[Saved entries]
_____
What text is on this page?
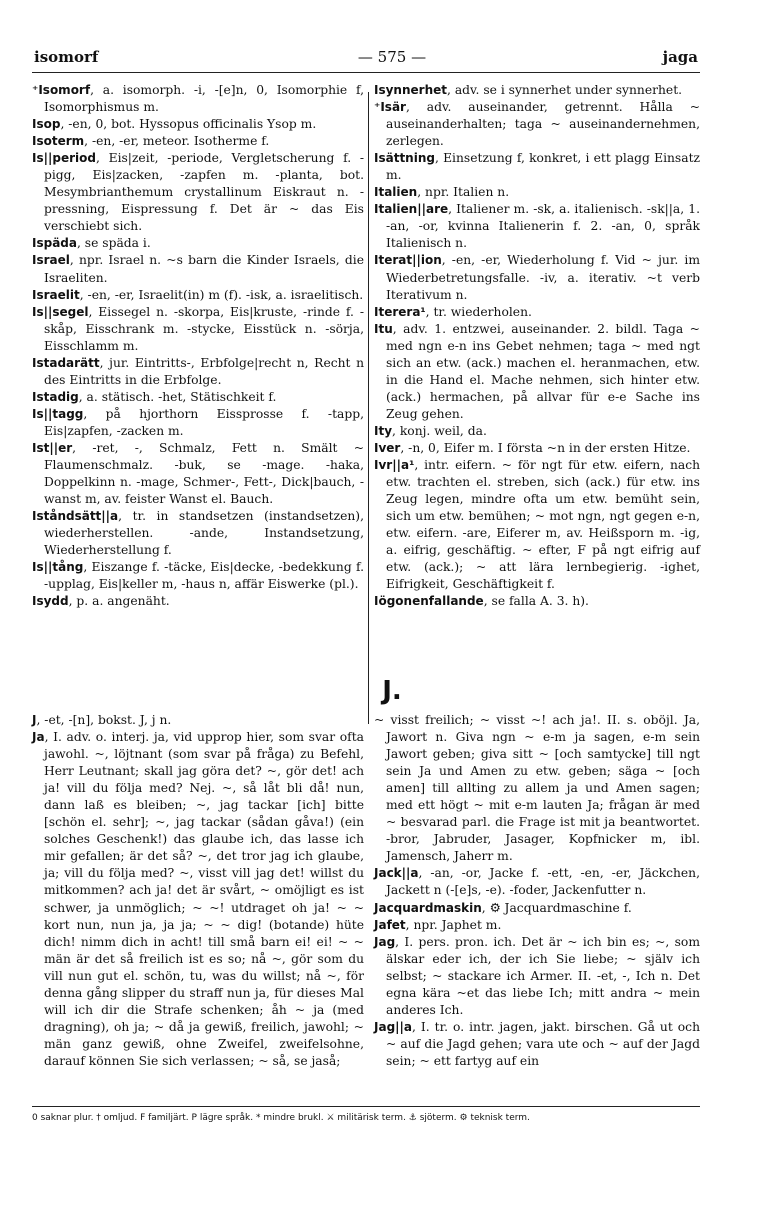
isomorf	— 575 —	jaga

⁺Isomorf, a. isomorph. -i, -[e]n, 0, Isomorphie f, Isomorphismus m.

Isop, -en, 0, bot. Hyssopus officinalis Ysop m.

Isoterm, -en, -er, meteor. Isotherme f.

Is||period, Eis|zeit, -periode, Vergletscherung f. -pigg, Eis|zacken, -zapfen m. -planta, bot. Mesymbrianthemum crystallinum Eiskraut n. -pressning, Eispressung f. Det är ~ das Eis verschiebt sich.

Ispäda, se späda i.

Israel, npr. Israel n. ~s barn die Kinder Israels, die Israeliten.

Israelit, -en, -er, Israelit(in) m (f). -isk, a. israelitisch.

Is||segel, Eissegel n. -skorpa, Eis|kruste, -rinde f. -skåp, Eisschrank m. -stycke, Eisstück n. -sörja, Eisschlamm m.

Istadarätt, jur. Eintritts-, Erbfolge|recht n, Recht n des Eintritts in die Erbfolge.

Istadig, a. stätisch. -het, Stätischkeit f.

Is||tagg, på hjorthorn Eissprosse f. -tapp, Eis|zapfen, -zacken m.

Ist||er, -ret, -, Schmalz, Fett n. Smält ~ Flaumenschmalz. -buk, se -mage. -haka, Doppelkinn n. -mage, Schmer-, Fett-, Dick|bauch, -wanst m, av. feister Wanst el. Bauch.

Iståndsätt||a, tr. in standsetzen (instandsetzen), wiederherstellen. -ande, Instandsetzung, Wiederherstellung f.

Is||tång, Eiszange f. -täcke, Eis|decke, -bedekkung f. -upplag, Eis|keller m, -haus n, affär Eiswerke (pl.).

Isydd, p. a. angenäht.

Isynnerhet, adv. se i synnerhet under synnerhet.

⁺Isär, adv. auseinander, getrennt. Hålla ~ auseinanderhalten; taga ~ auseinandernehmen, zerlegen.

Isättning, Einsetzung f, konkret, i ett plagg Einsatz m.

Italien, npr. Italien n.

Italien||are, Italiener m. -sk, a. italienisch. -sk||a, 1. -an, -or, kvinna Italienerin f. 2. -an, 0, språk Italienisch n.

Iterat||ion, -en, -er, Wiederholung f. Vid ~ jur. im Wiederbetretungsfalle. -iv, a. iterativ. ~t verb Iterativum n.

Iterera¹, tr. wiederholen.

Itu, adv. 1. entzwei, auseinander. 2. bildl. Taga ~ med ngn e-n ins Gebet nehmen; taga ~ med ngt sich an etw. (ack.) machen el. heranmachen, etw. in die Hand el. Mache nehmen, sich hinter etw. (ack.) hermachen, på allvar für e-e Sache ins Zeug gehen.

Ity, konj. weil, da.

Iver, -n, 0, Eifer m. I första ~n in der ersten Hitze.

Ivr||a¹, intr. eifern. ~ för ngt für etw. eifern, nach etw. trachten el. streben, sich (ack.) für etw. ins Zeug legen, mindre ofta um etw. bemüht sein, sich um etw. bemühen; ~ mot ngn, ngt gegen e-n, etw. eifern. -are, Eiferer m, av. Heißsporn m. -ig, a. eifrig, geschäftig. ~ efter, F på ngt eifrig auf etw. (ack.); ~ att lära lernbegierig. -ighet, Eifrigkeit, Geschäftigkeit f.

Iögonenfallande, se falla A. 3. h).

J.

J, -et, -[n], bokst. J, j n.

Ja, I. adv. o. interj. ja, vid upprop hier, som svar ofta jawohl. ~, löjtnant (som svar på fråga) zu Befehl, Herr Leutnant; skall jag göra det? ~, gör det! ach ja! vill du följa med? Nej. ~, så låt bli då! nun, dann laß es bleiben; ~, jag tackar [ich] bitte [schön el. sehr]; ~, jag tackar (sådan gåva!) (ein solches Geschenk!) das glaube ich, das lasse ich mir gefallen; är det så? ~, det tror jag ich glaube, ja; vill du följa med? ~, visst vill jag det! willst du mitkommen? ach ja! det är svårt, ~ omöjligt es ist schwer, ja unmöglich; ~ ~! utdraget oh ja! ~ ~ kort nun, nun ja, ja ja; ~ ~ dig! (botande) hüte dich! nimm dich in acht! till små barn ei! ei! ~ ~ män är det så freilich ist es so; nå ~, gör som du vill nun gut el. schön, tu, was du willst; nå ~, för denna gång slipper du straff nun ja, für dieses Mal will ich dir die Strafe schenken; åh ~ ja (med dragning), oh ja; ~ då ja gewiß, freilich, jawohl; ~ män ganz gewiß, ohne Zweifel, zweifelsohne, darauf können Sie sich verlassen; ~ så, se jaså;

~ visst freilich; ~ visst ~! ach ja!. II. s. oböjl. Ja, Jawort n. Giva ngn ~ e-m ja sagen, e-m sein Jawort geben; giva sitt ~ [och samtycke] till ngt sein Ja und Amen zu etw. geben; säga ~ [och amen] till allting zu allem ja und Amen sagen; med ett högt ~ mit e-m lauten Ja; frågan är med ~ besvarad parl. die Frage ist mit ja beantwortet. -bror, Jabruder, Jasager, Kopfnicker m, ibl. Jamensch, Jaherr m.

Jack||a, -an, -or, Jacke f. -ett, -en, -er, Jäckchen, Jackett n (-[e]s, -e). -foder, Jackenfutter n.

Jacquardmaskin, ⚙ Jacquardmaschine f.

Jafet, npr. Japhet m.

Jag, I. pers. pron. ich. Det är ~ ich bin es; ~, som älskar eder ich, der ich Sie liebe; ~ själv ich selbst; ~ stackare ich Armer. II. -et, -, Ich n. Det egna kära ~et das liebe Ich; mitt andra ~ mein anderes Ich.

Jag||a, I. tr. o. intr. jagen, jakt. birschen. Gå ut och ~ auf die Jagd gehen; vara ute och ~ auf der Jagd sein; ~ ett fartyg auf ein

0 saknar plur. † omljud. F familjärt. P lägre språk. * mindre brukl. ⚔ militärisk term. ⚓ sjöterm. ⚙ teknisk term.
_____
Pictures are excluded; repeat every record exactly.

What text is on this page?
isomorf	— 575 —	jaga

⁺Isomorf, a. isomorph. -i, -[e]n, 0, Isomorphie f, Isomorphismus m.

Isop, -en, 0, bot. Hyssopus officinalis Ysop m.

Isoterm, -en, -er, meteor. Isotherme f.

Is||period, Eis|zeit, -periode, Vergletscherung f. -pigg, Eis|zacken, -zapfen m. -planta, bot. Mesymbrianthemum crystallinum Eiskraut n. -pressning, Eispressung f. Det är ~ das Eis verschiebt sich.

Ispäda, se späda i.

Israel, npr. Israel n. ~s barn die Kinder Israels, die Israeliten.

Israelit, -en, -er, Israelit(in) m (f). -isk, a. israelitisch.

Is||segel, Eissegel n. -skorpa, Eis|kruste, -rinde f. -skåp, Eisschrank m. -stycke, Eisstück n. -sörja, Eisschlamm m.

Istadarätt, jur. Eintritts-, Erbfolge|recht n, Recht n des Eintritts in die Erbfolge.

Istadig, a. stätisch. -het, Stätischkeit f.

Is||tagg, på hjorthorn Eissprosse f. -tapp, Eis|zapfen, -zacken m.

Ist||er, -ret, -, Schmalz, Fett n. Smält ~ Flaumenschmalz. -buk, se -mage. -haka, Doppelkinn n. -mage, Schmer-, Fett-, Dick|bauch, -wanst m, av. feister Wanst el. Bauch.

Iståndsätt||a, tr. in standsetzen (instandsetzen), wiederherstellen. -ande, Instandsetzung, Wiederherstellung f.

Is||tång, Eiszange f. -täcke, Eis|decke, -bedekkung f. -upplag, Eis|keller m, -haus n, affär Eiswerke (pl.).

Isydd, p. a. angenäht.

Isynnerhet, adv. se i synnerhet under synnerhet.

⁺Isär, adv. auseinander, getrennt. Hålla ~ auseinanderhalten; taga ~ auseinandernehmen, zerlegen.

Isättning, Einsetzung f, konkret, i ett plagg Einsatz m.

Italien, npr. Italien n.

Italien||are, Italiener m. -sk, a. italienisch. -sk||a, 1. -an, -or, kvinna Italienerin f. 2. -an, 0, språk Italienisch n.

Iterat||ion, -en, -er, Wiederholung f. Vid ~ jur. im Wiederbetretungsfalle. -iv, a. iterativ. ~t verb Iterativum n.

Iterera¹, tr. wiederholen.

Itu, adv. 1. entzwei, auseinander. 2. bildl. Taga ~ med ngn e-n ins Gebet nehmen; taga ~ med ngt sich an etw. (ack.) machen el. heranmachen, etw. in die Hand el. Mache nehmen, sich hinter etw. (ack.) hermachen, på allvar für e-e Sache ins Zeug gehen.

Ity, konj. weil, da.

Iver, -n, 0, Eifer m. I första ~n in der ersten Hitze.

Ivr||a¹, intr. eifern. ~ för ngt für etw. eifern, nach etw. trachten el. streben, sich (ack.) für etw. ins Zeug legen, mindre ofta um etw. bemüht sein, sich um etw. bemühen; ~ mot ngn, ngt gegen e-n, etw. eifern. -are, Eiferer m, av. Heißsporn m. -ig, a. eifrig, geschäftig. ~ efter, F på ngt eifrig auf etw. (ack.); ~ att lära lernbegierig. -ighet, Eifrigkeit, Geschäftigkeit f.

Iögonenfallande, se falla A. 3. h).

J.

J, -et, -[n], bokst. J, j n.

Ja, I. adv. o. interj. ja, vid upprop hier, som svar ofta jawohl. ~, löjtnant (som svar på fråga) zu Befehl, Herr Leutnant; skall jag göra det? ~, gör det! ach ja! vill du följa med? Nej. ~, så låt bli då! nun, dann laß es bleiben; ~, jag tackar [ich] bitte [schön el. sehr]; ~, jag tackar (sådan gåva!) (ein solches Geschenk!) das glaube ich, das lasse ich mir gefallen; är det så? ~, det tror jag ich glaube, ja; vill du följa med? ~, visst vill jag det! willst du mitkommen? ach ja! det är svårt, ~ omöjligt es ist schwer, ja unmöglich; ~ ~! utdraget oh ja! ~ ~ kort nun, nun ja, ja ja; ~ ~ dig! (botande) hüte dich! nimm dich in acht! till små barn ei! ei! ~ ~ män är det så freilich ist es so; nå ~, gör som du vill nun gut el. schön, tu, was du willst; nå ~, för denna gång slipper du straff nun ja, für dieses Mal will ich dir die Strafe schenken; åh ~ ja (med dragning), oh ja; ~ då ja gewiß, freilich, jawohl; ~ män ganz gewiß, ohne Zweifel, zweifelsohne, darauf können Sie sich verlassen; ~ så, se jaså;

~ visst freilich; ~ visst ~! ach ja!. II. s. oböjl. Ja, Jawort n. Giva ngn ~ e-m ja sagen, e-m sein Jawort geben; giva sitt ~ [och samtycke] till ngt sein Ja und Amen zu etw. geben; säga ~ [och amen] till allting zu allem ja und Amen sagen; med ett högt ~ mit e-m lauten Ja; frågan är med ~ besvarad parl. die Frage ist mit ja beantwortet. -bror, Jabruder, Jasager, Kopfnicker m, ibl. Jamensch, Jaherr m.

Jack||a, -an, -or, Jacke f. -ett, -en, -er, Jäckchen, Jackett n (-[e]s, -e). -foder, Jackenfutter n.

Jacquardmaskin, ⚙ Jacquardmaschine f.

Jafet, npr. Japhet m.

Jag, I. pers. pron. ich. Det är ~ ich bin es; ~, som älskar eder ich, der ich Sie liebe; ~ själv ich selbst; ~ stackare ich Armer. II. -et, -, Ich n. Det egna kära ~et das liebe Ich; mitt andra ~ mein anderes Ich.

Jag||a, I. tr. o. intr. jagen, jakt. birschen. Gå ut och ~ auf die Jagd gehen; vara ute och ~ auf der Jagd sein; ~ ett fartyg auf ein

0 saknar plur. † omljud. F familjärt. P lägre språk. * mindre brukl. ⚔ militärisk term. ⚓ sjöterm. ⚙ teknisk term.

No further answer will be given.